Work to complete: Without including any pictures, copy each entry below exactly.
☆ ☆ ☆
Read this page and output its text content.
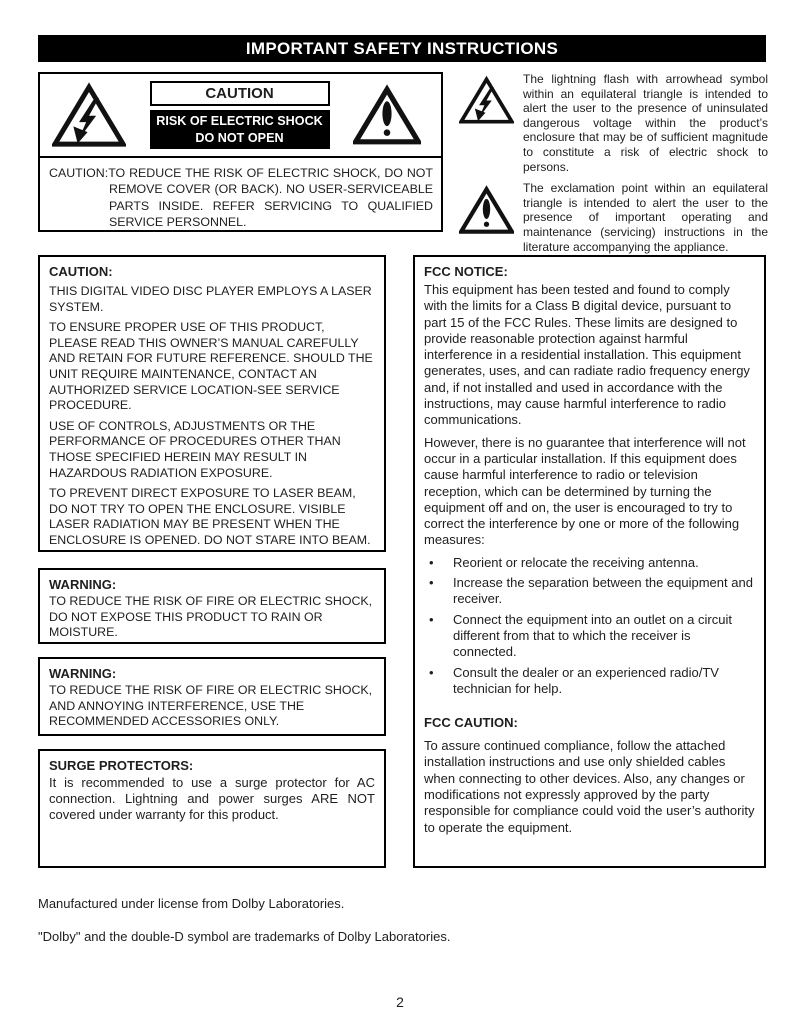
IMPORTANT SAFETY INSTRUCTIONS
CAUTION
RISK OF ELECTRIC SHOCK
DO NOT OPEN
CAUTION:TO REDUCE THE RISK OF ELECTRIC SHOCK, DO NOT REMOVE COVER (OR BACK). NO USER-SERVICEABLE PARTS INSIDE. REFER SERVICING TO QUALIFIED SERVICE PERSONNEL.
The lightning flash with arrowhead symbol within an equilateral triangle is intended to alert the user to the presence of uninsulated dangerous voltage within the product’s enclosure that may be of sufficient magnitude to constitute a risk of electric shock to persons.
The exclamation point within an equilateral triangle is intended to alert the user to the presence of important operating and maintenance (servicing) instructions in the literature accompanying the appliance.
CAUTION:

THIS DIGITAL VIDEO DISC PLAYER EMPLOYS A LASER SYSTEM.

TO ENSURE PROPER USE OF THIS PRODUCT, PLEASE READ THIS OWNER’S MANUAL CAREFULLY AND RETAIN FOR FUTURE REFERENCE. SHOULD THE UNIT REQUIRE MAINTENANCE, CONTACT AN AUTHORIZED SERVICE LOCATION-SEE SERVICE PROCEDURE.

USE OF CONTROLS, ADJUSTMENTS OR THE PERFORMANCE OF PROCEDURES OTHER THAN THOSE SPECIFIED HEREIN MAY RESULT IN HAZARDOUS RADIATION EXPOSURE.

TO PREVENT DIRECT EXPOSURE TO LASER BEAM, DO NOT TRY TO OPEN THE ENCLOSURE. VISIBLE LASER RADIATION MAY BE PRESENT WHEN THE ENCLOSURE IS OPENED. DO NOT STARE INTO BEAM.

WARNING:
TO REDUCE THE RISK OF FIRE OR ELECTRIC SHOCK, DO NOT EXPOSE THIS PRODUCT TO RAIN OR MOISTURE.
WARNING:
TO REDUCE THE RISK OF FIRE OR ELECTRIC SHOCK, AND ANNOYING INTERFERENCE, USE THE RECOMMENDED ACCESSORIES ONLY.
SURGE PROTECTORS:
It is recommended to use a surge protector for AC connection. Lightning and power surges ARE NOT covered under warranty for this product.
FCC NOTICE:

This equipment has been tested and found to comply with the limits for a Class B digital device, pursuant to part 15 of the FCC Rules. These limits are designed to provide reasonable protection against harmful interference in a residential installation. This equipment generates, uses, and can radiate radio frequency energy and, if not installed and used in accordance with the instructions, may cause harmful interference to radio communications.

However, there is no guarantee that interference will not occur in a particular installation. If this equipment does cause harmful interference to radio or television reception, which can be determined by turning the equipment off and on, the user is encouraged to try to correct the interference by one or more of the following measures:

•	Reorient or relocate the receiving antenna.
•	Increase the separation between the equipment and receiver.
•	Connect the equipment into an outlet on a circuit different from that to which the receiver is connected.
•	Consult the dealer or an experienced radio/TV technician for help.
FCC CAUTION:
To assure continued compliance, follow the attached installation instructions and use only shielded cables when connecting to other devices. Also, any changes or modifications not expressly approved by the party responsible for compliance could void the user’s authority to operate the equipment.
Manufactured under license from Dolby Laboratories.
"Dolby" and the double-D symbol are trademarks of Dolby Laboratories.
2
☆ ☆ ☆
Written response:
Read this page and output its text content.
IMPORTANT SAFETY INSTRUCTIONS
CAUTION
RISK OF ELECTRIC SHOCK
DO NOT OPEN
CAUTION:TO REDUCE THE RISK OF ELECTRIC SHOCK, DO NOT REMOVE COVER (OR BACK). NO USER-SERVICEABLE PARTS INSIDE. REFER SERVICING TO QUALIFIED SERVICE PERSONNEL.
The lightning flash with arrowhead symbol within an equilateral triangle is intended to alert the user to the presence of uninsulated dangerous voltage within the product’s enclosure that may be of sufficient magnitude to constitute a risk of electric shock to persons.
The exclamation point within an equilateral triangle is intended to alert the user to the presence of important operating and maintenance (servicing) instructions in the literature accompanying the appliance.
CAUTION:

THIS DIGITAL VIDEO DISC PLAYER EMPLOYS A LASER SYSTEM.

TO ENSURE PROPER USE OF THIS PRODUCT, PLEASE READ THIS OWNER’S MANUAL CAREFULLY AND RETAIN FOR FUTURE REFERENCE. SHOULD THE UNIT REQUIRE MAINTENANCE, CONTACT AN AUTHORIZED SERVICE LOCATION-SEE SERVICE PROCEDURE.

USE OF CONTROLS, ADJUSTMENTS OR THE PERFORMANCE OF PROCEDURES OTHER THAN THOSE SPECIFIED HEREIN MAY RESULT IN HAZARDOUS RADIATION EXPOSURE.

TO PREVENT DIRECT EXPOSURE TO LASER BEAM, DO NOT TRY TO OPEN THE ENCLOSURE. VISIBLE LASER RADIATION MAY BE PRESENT WHEN THE ENCLOSURE IS OPENED. DO NOT STARE INTO BEAM.

WARNING:
TO REDUCE THE RISK OF FIRE OR ELECTRIC SHOCK, DO NOT EXPOSE THIS PRODUCT TO RAIN OR MOISTURE.
WARNING:
TO REDUCE THE RISK OF FIRE OR ELECTRIC SHOCK, AND ANNOYING INTERFERENCE, USE THE RECOMMENDED ACCESSORIES ONLY.
SURGE PROTECTORS:
It is recommended to use a surge protector for AC connection. Lightning and power surges ARE NOT covered under warranty for this product.
FCC NOTICE:

This equipment has been tested and found to comply with the limits for a Class B digital device, pursuant to part 15 of the FCC Rules. These limits are designed to provide reasonable protection against harmful interference in a residential installation. This equipment generates, uses, and can radiate radio frequency energy and, if not installed and used in accordance with the instructions, may cause harmful interference to radio communications.

However, there is no guarantee that interference will not occur in a particular installation. If this equipment does cause harmful interference to radio or television reception, which can be determined by turning the equipment off and on, the user is encouraged to try to correct the interference by one or more of the following measures:

•	Reorient or relocate the receiving antenna.
•	Increase the separation between the equipment and receiver.
•	Connect the equipment into an outlet on a circuit different from that to which the receiver is connected.
•	Consult the dealer or an experienced radio/TV technician for help.
FCC CAUTION:
To assure continued compliance, follow the attached installation instructions and use only shielded cables when connecting to other devices. Also, any changes or modifications not expressly approved by the party responsible for compliance could void the user’s authority to operate the equipment.
Manufactured under license from Dolby Laboratories.
"Dolby" and the double-D symbol are trademarks of Dolby Laboratories.
2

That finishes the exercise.